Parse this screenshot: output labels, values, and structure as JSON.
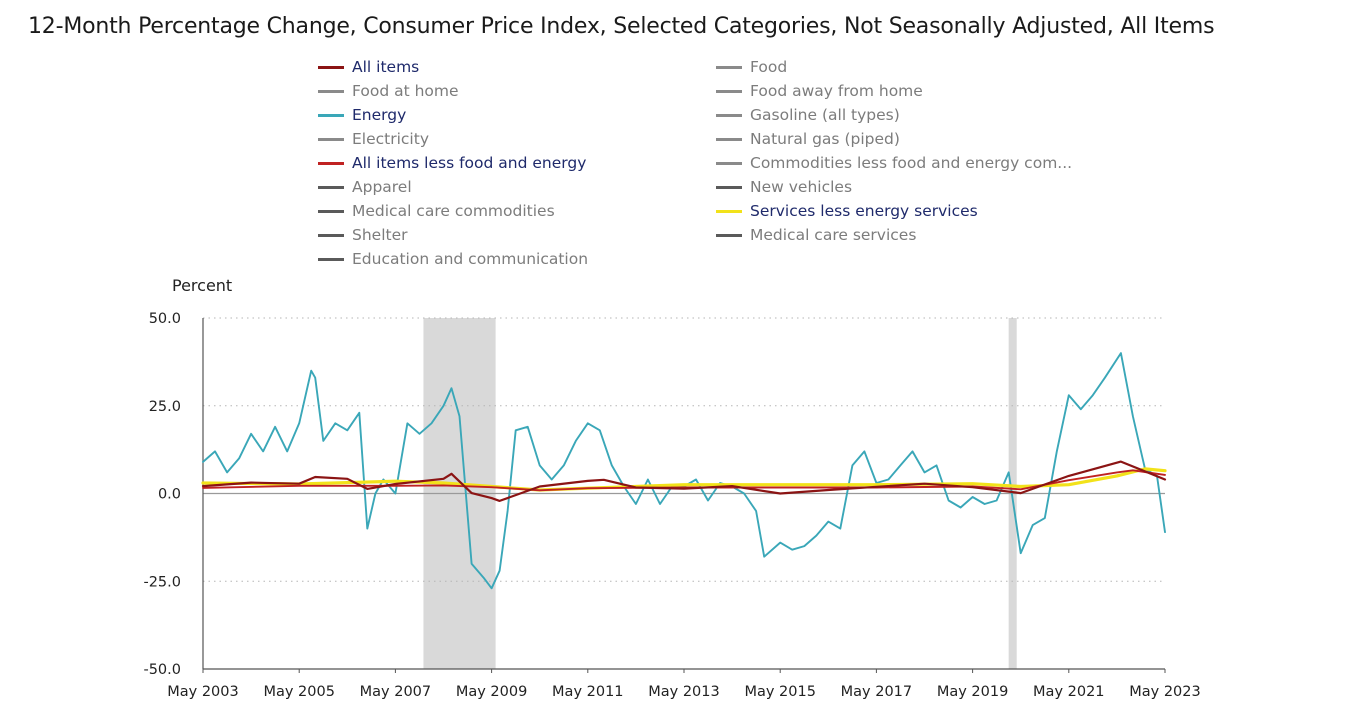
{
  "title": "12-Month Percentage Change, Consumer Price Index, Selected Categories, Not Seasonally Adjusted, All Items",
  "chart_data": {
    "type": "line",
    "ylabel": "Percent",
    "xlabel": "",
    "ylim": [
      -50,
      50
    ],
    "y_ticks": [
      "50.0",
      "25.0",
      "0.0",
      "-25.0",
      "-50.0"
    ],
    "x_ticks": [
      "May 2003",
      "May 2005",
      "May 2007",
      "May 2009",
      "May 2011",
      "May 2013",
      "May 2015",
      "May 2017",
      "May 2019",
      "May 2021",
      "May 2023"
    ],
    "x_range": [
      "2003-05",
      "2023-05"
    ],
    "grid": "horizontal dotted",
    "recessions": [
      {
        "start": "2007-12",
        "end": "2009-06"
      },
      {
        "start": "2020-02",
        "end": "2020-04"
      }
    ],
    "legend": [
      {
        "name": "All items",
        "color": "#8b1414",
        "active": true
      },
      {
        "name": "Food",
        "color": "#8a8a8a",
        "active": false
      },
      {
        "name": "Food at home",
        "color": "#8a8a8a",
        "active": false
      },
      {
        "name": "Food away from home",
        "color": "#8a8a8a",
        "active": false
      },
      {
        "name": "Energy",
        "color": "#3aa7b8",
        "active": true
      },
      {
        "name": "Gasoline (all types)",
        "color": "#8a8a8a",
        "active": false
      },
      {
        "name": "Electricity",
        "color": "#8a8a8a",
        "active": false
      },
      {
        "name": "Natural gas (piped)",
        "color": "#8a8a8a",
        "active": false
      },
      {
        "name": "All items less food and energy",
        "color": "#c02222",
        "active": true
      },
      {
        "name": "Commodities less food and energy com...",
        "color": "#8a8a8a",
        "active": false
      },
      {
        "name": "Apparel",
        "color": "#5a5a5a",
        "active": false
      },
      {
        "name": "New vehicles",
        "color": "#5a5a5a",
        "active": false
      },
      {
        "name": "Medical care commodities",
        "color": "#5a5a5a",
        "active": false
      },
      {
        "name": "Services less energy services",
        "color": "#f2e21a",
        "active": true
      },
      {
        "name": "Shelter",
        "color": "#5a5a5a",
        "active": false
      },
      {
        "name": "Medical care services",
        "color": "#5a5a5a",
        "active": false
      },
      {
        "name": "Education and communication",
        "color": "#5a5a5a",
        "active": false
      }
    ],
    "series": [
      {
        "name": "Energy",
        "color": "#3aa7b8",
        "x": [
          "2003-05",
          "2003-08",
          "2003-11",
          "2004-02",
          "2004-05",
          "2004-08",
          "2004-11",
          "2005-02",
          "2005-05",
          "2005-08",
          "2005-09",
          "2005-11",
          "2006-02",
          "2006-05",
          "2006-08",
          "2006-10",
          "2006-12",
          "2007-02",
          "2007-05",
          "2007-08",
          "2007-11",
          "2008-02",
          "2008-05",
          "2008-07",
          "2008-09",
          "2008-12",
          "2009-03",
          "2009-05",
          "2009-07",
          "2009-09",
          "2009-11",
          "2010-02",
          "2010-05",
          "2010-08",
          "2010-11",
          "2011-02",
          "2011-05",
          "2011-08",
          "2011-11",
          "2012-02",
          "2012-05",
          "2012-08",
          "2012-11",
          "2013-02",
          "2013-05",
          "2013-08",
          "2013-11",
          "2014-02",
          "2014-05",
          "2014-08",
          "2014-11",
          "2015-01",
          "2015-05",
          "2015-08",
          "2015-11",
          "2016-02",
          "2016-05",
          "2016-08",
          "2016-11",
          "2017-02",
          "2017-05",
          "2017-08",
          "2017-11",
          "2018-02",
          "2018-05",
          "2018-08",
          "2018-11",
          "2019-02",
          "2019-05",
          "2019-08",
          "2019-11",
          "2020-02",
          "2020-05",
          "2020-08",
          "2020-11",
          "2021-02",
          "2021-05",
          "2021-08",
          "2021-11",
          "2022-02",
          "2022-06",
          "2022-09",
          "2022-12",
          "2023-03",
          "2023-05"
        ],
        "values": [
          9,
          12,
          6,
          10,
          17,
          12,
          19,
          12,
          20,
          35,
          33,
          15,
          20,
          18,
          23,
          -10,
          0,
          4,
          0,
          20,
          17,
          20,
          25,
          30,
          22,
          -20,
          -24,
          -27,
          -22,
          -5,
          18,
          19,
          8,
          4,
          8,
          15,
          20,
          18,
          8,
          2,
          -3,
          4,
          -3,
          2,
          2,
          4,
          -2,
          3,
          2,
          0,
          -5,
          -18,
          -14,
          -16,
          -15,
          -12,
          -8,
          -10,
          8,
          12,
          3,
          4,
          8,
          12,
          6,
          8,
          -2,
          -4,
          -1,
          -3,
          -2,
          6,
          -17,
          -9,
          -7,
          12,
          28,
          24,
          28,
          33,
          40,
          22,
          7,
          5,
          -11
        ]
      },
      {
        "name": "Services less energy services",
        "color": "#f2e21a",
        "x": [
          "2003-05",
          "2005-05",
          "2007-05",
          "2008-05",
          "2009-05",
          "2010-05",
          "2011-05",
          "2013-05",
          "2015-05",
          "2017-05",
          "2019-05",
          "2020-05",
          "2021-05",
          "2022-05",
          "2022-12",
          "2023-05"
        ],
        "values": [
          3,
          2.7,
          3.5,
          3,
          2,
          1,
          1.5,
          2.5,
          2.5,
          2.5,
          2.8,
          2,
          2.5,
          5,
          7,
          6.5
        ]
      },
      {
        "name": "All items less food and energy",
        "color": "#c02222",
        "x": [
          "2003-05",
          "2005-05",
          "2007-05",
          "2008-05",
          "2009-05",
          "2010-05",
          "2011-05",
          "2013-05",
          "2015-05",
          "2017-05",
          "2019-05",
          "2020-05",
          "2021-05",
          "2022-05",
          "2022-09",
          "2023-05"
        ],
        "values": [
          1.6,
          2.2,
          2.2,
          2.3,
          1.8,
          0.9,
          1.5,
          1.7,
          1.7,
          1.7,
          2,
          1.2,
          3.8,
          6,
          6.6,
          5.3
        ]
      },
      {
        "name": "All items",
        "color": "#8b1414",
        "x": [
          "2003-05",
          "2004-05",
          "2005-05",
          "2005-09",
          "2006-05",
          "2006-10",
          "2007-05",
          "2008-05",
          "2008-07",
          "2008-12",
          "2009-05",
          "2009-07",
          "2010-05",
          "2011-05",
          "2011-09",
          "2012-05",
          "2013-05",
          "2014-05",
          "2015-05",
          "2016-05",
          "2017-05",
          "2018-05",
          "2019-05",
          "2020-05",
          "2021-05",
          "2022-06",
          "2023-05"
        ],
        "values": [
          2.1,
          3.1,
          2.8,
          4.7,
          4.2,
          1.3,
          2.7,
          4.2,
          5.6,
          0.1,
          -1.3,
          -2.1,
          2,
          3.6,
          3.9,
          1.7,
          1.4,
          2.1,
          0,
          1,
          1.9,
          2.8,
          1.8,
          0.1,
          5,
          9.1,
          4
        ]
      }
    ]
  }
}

•••••

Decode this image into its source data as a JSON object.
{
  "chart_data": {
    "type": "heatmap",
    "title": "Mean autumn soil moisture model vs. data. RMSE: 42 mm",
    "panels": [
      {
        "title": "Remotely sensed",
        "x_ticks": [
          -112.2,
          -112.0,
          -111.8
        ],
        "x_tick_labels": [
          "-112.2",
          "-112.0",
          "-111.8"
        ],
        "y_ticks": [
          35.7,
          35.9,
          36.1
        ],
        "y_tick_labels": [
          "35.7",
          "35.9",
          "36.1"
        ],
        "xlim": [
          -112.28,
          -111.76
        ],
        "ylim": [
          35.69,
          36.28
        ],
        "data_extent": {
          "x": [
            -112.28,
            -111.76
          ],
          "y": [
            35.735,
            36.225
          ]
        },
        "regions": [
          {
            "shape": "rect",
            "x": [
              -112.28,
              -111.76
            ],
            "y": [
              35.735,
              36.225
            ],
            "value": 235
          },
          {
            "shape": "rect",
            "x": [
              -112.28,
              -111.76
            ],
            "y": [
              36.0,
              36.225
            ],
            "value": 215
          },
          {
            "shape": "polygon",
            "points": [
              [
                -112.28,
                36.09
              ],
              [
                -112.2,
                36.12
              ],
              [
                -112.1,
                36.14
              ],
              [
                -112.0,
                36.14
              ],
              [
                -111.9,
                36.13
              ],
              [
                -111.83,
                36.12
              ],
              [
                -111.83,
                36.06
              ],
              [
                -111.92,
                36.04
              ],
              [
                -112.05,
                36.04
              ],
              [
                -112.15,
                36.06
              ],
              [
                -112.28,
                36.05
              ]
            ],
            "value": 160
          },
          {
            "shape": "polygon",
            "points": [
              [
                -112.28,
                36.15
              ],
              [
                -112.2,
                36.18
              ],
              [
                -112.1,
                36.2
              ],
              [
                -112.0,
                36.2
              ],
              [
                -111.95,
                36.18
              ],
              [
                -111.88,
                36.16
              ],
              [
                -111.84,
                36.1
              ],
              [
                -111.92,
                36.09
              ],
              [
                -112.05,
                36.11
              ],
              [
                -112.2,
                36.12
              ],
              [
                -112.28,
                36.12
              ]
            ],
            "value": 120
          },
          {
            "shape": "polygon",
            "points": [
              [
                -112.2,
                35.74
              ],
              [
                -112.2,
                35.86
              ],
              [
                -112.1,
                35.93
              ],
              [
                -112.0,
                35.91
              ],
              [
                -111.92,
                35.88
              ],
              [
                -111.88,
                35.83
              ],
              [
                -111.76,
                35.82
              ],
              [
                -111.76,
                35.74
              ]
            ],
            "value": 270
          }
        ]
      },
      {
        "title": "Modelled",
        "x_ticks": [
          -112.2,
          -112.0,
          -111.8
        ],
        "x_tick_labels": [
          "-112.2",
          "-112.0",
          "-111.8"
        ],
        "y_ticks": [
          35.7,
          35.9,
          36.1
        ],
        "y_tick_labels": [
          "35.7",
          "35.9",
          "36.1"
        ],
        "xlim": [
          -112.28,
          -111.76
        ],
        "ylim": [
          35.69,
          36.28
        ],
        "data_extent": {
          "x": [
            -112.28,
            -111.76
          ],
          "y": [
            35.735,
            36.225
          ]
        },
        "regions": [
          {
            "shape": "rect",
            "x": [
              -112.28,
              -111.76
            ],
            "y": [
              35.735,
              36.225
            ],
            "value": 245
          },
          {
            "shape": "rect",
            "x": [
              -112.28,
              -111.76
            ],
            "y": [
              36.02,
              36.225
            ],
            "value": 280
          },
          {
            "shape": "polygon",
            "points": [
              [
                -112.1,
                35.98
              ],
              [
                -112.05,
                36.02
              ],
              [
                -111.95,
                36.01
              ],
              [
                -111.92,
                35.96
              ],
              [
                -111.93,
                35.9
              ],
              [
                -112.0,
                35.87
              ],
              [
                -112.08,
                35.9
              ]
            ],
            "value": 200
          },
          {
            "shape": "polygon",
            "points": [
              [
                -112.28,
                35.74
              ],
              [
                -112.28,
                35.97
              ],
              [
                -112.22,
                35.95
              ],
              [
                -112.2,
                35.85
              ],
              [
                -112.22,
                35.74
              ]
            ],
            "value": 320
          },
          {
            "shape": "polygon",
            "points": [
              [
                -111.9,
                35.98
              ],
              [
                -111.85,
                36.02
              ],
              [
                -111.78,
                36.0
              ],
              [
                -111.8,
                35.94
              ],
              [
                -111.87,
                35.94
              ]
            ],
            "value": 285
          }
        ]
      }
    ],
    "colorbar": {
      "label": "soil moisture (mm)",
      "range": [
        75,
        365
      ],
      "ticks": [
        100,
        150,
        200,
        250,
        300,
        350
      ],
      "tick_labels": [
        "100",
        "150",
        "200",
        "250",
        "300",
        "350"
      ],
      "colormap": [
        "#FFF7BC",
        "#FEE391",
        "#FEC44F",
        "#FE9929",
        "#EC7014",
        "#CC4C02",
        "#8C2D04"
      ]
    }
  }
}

•••••

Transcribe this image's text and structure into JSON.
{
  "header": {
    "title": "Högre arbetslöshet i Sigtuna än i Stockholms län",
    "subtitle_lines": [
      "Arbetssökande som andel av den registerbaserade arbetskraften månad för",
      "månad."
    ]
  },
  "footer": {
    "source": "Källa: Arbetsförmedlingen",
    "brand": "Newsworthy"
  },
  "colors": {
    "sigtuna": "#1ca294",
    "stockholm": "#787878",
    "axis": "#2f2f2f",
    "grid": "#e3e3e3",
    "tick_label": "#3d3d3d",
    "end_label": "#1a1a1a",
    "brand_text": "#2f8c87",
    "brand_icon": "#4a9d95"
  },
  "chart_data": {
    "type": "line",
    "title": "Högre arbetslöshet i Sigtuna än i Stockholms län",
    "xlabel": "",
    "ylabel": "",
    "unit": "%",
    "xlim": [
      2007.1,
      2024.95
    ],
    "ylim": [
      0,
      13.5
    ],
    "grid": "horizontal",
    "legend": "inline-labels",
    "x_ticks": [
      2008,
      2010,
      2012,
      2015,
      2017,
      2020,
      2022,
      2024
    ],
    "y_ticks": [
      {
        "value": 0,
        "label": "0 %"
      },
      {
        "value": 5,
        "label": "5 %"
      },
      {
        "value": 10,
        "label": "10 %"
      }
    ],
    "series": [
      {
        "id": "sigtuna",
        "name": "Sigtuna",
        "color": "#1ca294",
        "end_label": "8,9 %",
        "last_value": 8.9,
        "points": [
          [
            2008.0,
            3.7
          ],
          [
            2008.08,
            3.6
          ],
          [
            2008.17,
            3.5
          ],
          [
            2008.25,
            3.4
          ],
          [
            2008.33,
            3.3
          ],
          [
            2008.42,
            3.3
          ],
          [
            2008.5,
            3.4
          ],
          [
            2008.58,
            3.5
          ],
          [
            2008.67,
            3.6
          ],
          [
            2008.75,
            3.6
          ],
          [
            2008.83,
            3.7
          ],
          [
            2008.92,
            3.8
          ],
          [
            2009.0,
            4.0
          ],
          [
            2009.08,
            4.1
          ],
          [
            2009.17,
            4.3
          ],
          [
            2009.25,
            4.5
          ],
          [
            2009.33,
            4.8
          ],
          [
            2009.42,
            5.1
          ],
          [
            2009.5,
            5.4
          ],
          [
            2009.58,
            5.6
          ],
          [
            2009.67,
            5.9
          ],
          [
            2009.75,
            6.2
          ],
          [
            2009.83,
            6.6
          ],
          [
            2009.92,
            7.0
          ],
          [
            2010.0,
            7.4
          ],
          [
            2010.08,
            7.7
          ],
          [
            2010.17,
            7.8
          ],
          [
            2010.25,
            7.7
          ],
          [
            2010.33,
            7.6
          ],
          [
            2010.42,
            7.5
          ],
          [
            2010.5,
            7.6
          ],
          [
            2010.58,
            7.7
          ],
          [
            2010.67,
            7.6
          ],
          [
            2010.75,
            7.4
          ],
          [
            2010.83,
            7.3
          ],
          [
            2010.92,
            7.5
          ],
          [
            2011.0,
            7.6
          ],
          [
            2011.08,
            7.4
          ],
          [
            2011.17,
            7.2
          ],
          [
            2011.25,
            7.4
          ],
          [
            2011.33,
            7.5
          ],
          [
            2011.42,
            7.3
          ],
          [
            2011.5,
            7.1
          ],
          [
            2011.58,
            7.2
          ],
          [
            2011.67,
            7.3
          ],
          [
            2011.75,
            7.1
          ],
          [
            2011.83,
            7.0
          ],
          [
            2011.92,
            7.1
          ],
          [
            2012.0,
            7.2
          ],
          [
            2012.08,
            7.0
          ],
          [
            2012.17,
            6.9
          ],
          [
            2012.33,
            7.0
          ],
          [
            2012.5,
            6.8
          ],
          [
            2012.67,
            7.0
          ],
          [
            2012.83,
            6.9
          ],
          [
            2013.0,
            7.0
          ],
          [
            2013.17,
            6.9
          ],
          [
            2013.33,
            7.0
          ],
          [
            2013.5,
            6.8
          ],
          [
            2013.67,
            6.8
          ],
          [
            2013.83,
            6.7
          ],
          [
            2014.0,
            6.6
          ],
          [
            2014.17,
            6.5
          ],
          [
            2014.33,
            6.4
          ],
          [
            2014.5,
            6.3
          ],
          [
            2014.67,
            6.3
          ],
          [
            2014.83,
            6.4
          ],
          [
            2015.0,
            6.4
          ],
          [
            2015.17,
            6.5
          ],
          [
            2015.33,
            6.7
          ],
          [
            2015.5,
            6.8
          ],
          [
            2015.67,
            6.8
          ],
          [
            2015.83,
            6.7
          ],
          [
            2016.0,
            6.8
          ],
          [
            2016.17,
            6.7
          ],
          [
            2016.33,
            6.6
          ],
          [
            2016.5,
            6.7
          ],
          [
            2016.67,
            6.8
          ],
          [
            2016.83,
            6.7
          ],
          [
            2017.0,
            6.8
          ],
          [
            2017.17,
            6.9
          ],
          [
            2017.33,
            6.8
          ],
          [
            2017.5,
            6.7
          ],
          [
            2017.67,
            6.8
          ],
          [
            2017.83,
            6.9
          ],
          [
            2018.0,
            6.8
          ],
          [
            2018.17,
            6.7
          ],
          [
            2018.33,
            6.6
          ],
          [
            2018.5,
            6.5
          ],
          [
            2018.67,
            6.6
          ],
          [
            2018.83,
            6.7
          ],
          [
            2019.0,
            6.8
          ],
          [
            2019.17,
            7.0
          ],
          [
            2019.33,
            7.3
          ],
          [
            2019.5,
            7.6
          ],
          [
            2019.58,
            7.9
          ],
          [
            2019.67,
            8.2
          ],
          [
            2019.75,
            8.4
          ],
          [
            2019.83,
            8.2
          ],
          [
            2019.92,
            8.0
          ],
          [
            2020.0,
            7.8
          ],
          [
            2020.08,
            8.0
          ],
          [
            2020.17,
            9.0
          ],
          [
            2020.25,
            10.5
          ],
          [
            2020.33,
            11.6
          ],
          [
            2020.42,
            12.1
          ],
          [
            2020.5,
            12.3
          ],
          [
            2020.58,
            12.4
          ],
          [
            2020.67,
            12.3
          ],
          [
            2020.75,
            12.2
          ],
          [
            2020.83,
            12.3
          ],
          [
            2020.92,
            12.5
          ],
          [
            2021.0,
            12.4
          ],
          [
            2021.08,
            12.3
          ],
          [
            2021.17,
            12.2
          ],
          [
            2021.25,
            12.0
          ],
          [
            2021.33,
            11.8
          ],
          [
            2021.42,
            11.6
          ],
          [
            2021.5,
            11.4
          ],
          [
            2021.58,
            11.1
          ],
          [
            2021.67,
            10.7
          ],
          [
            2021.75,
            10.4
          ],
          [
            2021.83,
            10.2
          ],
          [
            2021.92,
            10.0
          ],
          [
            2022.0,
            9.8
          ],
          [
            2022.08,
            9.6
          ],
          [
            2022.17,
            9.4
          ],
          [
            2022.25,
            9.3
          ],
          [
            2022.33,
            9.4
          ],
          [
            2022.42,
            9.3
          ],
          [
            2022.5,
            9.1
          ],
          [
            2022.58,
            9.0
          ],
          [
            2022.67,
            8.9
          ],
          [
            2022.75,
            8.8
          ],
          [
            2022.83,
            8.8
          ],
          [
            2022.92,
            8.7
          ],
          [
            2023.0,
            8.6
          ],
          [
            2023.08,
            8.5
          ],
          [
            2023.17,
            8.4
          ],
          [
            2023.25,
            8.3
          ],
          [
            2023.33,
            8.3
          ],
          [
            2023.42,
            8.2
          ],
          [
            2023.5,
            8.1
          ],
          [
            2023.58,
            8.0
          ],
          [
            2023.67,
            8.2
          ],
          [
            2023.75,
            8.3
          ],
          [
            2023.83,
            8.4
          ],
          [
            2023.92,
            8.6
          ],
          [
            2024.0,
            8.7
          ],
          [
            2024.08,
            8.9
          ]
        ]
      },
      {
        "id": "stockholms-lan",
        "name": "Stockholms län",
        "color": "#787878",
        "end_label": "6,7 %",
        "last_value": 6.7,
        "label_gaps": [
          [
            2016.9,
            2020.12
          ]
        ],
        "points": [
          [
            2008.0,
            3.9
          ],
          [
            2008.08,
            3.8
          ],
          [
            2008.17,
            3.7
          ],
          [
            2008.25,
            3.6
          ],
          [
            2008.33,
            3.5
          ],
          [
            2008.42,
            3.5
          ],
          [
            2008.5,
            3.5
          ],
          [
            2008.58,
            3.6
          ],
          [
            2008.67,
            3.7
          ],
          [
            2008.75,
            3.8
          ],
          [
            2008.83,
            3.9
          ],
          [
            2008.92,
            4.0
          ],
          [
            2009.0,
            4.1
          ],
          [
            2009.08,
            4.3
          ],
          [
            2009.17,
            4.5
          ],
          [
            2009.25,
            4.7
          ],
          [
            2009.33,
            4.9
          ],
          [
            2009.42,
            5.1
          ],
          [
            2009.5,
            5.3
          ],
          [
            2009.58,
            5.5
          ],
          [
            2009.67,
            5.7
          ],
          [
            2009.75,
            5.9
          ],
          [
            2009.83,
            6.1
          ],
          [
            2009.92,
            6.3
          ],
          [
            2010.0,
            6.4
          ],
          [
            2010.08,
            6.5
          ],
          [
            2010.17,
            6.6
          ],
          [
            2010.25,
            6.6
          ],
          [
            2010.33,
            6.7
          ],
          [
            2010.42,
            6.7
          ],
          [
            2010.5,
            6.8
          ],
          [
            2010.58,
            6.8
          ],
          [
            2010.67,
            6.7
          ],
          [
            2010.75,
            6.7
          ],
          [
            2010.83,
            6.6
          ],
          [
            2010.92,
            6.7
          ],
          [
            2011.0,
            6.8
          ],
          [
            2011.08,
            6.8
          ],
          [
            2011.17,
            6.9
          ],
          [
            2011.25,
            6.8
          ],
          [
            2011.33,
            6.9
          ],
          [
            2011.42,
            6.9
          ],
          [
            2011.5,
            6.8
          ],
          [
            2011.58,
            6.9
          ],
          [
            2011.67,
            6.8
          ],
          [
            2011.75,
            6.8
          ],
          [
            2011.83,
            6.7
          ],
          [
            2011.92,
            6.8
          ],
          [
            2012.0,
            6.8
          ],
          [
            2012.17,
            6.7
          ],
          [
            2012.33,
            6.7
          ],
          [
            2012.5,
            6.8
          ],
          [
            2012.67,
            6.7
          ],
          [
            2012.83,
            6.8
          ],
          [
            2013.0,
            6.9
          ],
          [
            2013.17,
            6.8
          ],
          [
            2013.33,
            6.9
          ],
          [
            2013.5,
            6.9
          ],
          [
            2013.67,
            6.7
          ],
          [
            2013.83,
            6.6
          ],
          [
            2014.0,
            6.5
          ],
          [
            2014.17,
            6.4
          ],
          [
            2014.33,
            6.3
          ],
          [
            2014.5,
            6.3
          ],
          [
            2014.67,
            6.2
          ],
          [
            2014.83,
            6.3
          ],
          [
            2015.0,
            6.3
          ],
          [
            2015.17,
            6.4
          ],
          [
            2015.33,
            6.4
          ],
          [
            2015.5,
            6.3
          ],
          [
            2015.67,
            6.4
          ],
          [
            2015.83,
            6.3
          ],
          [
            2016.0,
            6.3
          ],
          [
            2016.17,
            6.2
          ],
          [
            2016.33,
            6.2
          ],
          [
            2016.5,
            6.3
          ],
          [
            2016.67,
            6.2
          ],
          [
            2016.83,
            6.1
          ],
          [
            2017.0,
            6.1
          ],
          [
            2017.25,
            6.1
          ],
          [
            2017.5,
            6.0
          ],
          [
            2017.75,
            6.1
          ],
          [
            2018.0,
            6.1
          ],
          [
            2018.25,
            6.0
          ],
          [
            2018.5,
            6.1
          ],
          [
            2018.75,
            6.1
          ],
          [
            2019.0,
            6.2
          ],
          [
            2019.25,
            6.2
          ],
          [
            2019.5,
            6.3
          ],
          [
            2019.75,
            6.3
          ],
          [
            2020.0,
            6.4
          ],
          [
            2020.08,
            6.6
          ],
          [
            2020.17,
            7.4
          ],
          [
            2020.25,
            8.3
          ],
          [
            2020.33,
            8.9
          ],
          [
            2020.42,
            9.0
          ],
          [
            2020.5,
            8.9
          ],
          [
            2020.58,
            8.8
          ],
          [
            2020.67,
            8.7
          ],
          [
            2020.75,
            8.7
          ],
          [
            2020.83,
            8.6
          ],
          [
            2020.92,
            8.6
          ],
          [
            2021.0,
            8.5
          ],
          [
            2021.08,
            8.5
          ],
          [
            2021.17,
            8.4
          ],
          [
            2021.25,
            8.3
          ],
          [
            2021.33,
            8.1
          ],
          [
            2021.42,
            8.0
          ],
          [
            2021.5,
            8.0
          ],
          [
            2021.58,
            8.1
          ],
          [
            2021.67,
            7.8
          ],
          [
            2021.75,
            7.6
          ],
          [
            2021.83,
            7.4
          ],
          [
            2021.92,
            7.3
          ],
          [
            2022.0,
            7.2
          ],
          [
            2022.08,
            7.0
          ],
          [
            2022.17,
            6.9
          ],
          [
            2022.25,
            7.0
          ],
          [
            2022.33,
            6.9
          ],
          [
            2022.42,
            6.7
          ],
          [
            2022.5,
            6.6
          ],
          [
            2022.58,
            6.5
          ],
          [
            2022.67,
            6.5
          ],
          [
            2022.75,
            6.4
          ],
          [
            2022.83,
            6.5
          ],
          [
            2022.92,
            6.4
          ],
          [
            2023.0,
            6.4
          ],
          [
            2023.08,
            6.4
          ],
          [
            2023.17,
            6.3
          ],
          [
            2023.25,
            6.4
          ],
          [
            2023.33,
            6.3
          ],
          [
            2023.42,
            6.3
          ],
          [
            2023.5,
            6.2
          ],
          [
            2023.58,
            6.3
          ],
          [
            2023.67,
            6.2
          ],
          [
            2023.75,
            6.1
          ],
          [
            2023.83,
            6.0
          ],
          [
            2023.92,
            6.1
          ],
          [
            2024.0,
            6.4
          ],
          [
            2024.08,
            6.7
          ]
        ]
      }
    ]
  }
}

•••••

Task prompt
Locate the word "home" in the data above. Copy every line carrying it.

Answer for the task
        "name": "Food at home",
        "name": "Food away from home",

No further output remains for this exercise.